::: RECORDS SUPPLIED :::

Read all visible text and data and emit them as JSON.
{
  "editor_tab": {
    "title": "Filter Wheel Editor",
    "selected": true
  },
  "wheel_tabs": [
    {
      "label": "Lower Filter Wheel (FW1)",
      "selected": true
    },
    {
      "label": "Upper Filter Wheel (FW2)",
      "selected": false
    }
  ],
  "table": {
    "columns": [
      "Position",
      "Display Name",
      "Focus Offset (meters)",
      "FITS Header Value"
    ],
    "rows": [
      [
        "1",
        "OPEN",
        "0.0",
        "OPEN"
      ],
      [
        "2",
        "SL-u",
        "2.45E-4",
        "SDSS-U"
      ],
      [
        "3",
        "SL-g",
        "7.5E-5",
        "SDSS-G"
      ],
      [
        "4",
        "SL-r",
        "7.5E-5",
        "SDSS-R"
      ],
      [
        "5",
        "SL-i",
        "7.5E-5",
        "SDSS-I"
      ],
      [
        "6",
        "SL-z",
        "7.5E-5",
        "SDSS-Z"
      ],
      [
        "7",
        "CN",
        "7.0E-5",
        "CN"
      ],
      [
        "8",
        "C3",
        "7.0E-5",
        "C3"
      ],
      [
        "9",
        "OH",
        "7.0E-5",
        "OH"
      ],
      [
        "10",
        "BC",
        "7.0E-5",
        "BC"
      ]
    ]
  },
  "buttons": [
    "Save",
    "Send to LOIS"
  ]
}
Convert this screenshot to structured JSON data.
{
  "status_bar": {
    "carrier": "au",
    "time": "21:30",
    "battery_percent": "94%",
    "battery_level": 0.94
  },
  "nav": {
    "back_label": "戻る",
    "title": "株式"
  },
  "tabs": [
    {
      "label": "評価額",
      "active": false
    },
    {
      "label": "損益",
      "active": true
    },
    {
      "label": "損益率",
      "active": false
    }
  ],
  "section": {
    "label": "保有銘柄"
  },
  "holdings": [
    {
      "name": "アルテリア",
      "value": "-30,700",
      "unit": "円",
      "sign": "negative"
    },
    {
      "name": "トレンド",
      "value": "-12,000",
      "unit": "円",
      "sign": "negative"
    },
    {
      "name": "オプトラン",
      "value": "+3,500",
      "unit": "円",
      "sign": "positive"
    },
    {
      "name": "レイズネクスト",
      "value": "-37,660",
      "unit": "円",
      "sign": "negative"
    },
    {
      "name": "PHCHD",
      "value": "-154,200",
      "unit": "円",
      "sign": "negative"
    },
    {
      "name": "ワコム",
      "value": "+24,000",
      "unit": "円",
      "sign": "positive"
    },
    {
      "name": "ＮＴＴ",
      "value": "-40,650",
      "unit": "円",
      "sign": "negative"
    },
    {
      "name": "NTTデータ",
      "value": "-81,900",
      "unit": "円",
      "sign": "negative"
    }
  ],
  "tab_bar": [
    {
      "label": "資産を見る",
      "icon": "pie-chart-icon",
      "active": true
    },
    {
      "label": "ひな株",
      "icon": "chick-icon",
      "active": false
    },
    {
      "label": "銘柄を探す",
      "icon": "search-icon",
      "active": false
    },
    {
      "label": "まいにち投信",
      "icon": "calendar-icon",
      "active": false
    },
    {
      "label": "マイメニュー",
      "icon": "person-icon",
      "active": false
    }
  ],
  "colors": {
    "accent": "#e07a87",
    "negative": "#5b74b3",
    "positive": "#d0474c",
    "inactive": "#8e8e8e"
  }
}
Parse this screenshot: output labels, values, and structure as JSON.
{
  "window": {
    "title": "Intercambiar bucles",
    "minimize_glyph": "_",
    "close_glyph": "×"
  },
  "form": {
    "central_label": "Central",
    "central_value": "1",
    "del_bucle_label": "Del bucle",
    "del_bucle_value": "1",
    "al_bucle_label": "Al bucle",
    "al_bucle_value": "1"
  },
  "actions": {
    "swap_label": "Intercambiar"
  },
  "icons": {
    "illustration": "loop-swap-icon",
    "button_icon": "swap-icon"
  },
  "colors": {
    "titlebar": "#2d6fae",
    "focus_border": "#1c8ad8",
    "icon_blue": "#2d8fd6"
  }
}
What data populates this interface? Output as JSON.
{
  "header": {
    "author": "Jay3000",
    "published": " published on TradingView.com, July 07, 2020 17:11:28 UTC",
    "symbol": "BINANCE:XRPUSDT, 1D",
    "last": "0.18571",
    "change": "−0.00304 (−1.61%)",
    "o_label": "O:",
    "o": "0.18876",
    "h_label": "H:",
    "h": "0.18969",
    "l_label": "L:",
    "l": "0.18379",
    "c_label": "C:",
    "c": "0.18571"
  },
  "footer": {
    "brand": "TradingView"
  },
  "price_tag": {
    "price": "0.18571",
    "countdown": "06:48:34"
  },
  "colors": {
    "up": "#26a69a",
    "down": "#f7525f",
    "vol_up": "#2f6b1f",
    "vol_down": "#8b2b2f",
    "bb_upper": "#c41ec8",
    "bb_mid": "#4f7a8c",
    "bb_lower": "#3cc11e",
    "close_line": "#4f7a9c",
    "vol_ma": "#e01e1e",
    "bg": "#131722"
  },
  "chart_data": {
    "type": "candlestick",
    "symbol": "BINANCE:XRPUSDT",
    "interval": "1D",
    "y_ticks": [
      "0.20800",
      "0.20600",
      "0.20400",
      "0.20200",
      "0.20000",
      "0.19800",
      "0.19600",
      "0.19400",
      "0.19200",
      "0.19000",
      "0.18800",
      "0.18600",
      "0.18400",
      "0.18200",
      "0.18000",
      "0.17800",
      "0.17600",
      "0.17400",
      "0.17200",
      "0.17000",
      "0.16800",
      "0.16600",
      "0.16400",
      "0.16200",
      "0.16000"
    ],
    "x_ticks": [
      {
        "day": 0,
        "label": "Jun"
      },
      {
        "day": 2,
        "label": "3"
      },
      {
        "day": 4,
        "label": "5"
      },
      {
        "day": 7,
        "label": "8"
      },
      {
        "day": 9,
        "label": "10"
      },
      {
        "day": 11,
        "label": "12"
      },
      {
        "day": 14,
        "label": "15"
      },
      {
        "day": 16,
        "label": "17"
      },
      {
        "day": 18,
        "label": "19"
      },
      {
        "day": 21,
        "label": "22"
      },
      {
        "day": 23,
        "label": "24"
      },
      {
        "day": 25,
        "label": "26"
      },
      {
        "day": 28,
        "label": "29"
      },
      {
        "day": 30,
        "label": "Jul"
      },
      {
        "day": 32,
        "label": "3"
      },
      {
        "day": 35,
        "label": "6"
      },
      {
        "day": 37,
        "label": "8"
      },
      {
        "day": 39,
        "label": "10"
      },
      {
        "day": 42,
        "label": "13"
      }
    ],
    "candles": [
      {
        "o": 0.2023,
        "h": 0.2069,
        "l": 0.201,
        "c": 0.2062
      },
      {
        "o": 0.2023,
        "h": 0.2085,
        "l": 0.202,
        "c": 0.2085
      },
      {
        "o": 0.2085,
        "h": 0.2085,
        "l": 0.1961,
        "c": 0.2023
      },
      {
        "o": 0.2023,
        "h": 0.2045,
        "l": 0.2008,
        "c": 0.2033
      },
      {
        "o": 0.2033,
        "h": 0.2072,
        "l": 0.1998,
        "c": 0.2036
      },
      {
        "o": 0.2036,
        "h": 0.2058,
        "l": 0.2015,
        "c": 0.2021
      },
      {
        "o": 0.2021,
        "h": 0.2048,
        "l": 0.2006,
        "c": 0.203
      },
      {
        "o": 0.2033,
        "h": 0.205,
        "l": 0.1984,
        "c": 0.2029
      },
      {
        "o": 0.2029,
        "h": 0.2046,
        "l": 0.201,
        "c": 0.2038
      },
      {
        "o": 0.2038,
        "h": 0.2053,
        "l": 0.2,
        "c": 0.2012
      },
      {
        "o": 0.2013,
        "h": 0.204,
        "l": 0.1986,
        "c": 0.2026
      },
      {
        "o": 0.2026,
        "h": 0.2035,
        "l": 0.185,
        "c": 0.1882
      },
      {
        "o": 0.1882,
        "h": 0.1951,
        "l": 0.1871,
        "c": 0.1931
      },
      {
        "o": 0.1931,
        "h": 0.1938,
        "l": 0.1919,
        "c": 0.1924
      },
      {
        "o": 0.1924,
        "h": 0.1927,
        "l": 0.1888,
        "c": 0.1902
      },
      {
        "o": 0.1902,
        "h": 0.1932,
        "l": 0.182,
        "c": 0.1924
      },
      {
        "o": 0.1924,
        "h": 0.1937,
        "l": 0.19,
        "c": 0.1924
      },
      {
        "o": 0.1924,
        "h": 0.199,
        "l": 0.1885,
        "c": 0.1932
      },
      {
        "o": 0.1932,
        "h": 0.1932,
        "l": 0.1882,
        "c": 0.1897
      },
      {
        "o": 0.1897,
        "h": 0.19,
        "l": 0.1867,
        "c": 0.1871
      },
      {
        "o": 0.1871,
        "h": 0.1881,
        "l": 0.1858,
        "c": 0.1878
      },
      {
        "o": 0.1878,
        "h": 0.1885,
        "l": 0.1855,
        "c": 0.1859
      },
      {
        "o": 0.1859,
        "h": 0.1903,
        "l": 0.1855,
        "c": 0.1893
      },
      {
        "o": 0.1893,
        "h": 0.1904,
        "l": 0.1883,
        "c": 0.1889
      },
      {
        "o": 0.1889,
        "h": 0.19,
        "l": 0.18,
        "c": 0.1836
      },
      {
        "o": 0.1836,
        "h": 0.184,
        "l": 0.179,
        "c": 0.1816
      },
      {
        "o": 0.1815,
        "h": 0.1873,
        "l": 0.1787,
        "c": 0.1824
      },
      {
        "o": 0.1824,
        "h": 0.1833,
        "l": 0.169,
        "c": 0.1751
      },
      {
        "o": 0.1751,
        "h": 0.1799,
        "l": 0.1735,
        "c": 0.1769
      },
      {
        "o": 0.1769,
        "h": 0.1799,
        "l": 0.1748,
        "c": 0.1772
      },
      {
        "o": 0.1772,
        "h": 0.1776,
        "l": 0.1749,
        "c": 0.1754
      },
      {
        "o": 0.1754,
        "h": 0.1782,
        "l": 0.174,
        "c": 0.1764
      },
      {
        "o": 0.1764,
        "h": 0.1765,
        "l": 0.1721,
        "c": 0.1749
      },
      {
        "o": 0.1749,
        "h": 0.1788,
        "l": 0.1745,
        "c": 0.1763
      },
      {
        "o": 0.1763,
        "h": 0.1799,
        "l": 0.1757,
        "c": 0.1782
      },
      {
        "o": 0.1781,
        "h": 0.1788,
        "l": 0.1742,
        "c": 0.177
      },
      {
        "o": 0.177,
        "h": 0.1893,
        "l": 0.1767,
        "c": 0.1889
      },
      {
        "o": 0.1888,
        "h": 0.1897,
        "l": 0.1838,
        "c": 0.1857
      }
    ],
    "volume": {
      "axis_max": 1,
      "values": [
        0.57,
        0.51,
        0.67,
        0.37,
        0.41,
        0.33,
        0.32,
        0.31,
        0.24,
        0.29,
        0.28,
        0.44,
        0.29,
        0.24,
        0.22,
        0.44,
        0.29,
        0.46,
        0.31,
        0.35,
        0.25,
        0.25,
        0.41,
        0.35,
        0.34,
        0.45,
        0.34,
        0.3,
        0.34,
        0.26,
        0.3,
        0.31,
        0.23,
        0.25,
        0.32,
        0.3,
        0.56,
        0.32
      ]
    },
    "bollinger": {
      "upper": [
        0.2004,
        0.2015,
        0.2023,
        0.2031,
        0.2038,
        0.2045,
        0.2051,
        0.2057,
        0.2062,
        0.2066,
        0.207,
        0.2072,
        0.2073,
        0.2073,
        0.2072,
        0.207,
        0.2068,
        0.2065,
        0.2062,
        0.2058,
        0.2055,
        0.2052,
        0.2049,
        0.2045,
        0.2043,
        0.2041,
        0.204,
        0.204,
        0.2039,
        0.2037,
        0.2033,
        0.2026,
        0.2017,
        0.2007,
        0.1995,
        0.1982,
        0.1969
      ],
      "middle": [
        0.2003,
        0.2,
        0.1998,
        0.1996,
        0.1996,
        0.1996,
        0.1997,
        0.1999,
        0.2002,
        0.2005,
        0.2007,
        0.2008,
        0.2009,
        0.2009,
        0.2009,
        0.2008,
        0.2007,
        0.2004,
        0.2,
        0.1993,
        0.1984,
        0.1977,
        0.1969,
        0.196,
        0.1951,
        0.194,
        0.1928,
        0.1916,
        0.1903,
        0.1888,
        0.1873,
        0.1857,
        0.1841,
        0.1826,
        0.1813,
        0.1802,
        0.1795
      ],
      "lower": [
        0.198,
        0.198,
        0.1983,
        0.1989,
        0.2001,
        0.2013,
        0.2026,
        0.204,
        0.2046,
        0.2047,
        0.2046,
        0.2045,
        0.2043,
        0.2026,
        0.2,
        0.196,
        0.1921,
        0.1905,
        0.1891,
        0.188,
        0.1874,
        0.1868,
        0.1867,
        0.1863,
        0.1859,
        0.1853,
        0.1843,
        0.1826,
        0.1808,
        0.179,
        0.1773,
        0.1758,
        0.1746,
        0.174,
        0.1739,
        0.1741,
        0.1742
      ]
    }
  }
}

:::

* [YOUR TASK]: In the entries above, how many lines contain the word "BINANCE"? Answer with the number only.

* [EXPECTED OUTPUT]: 2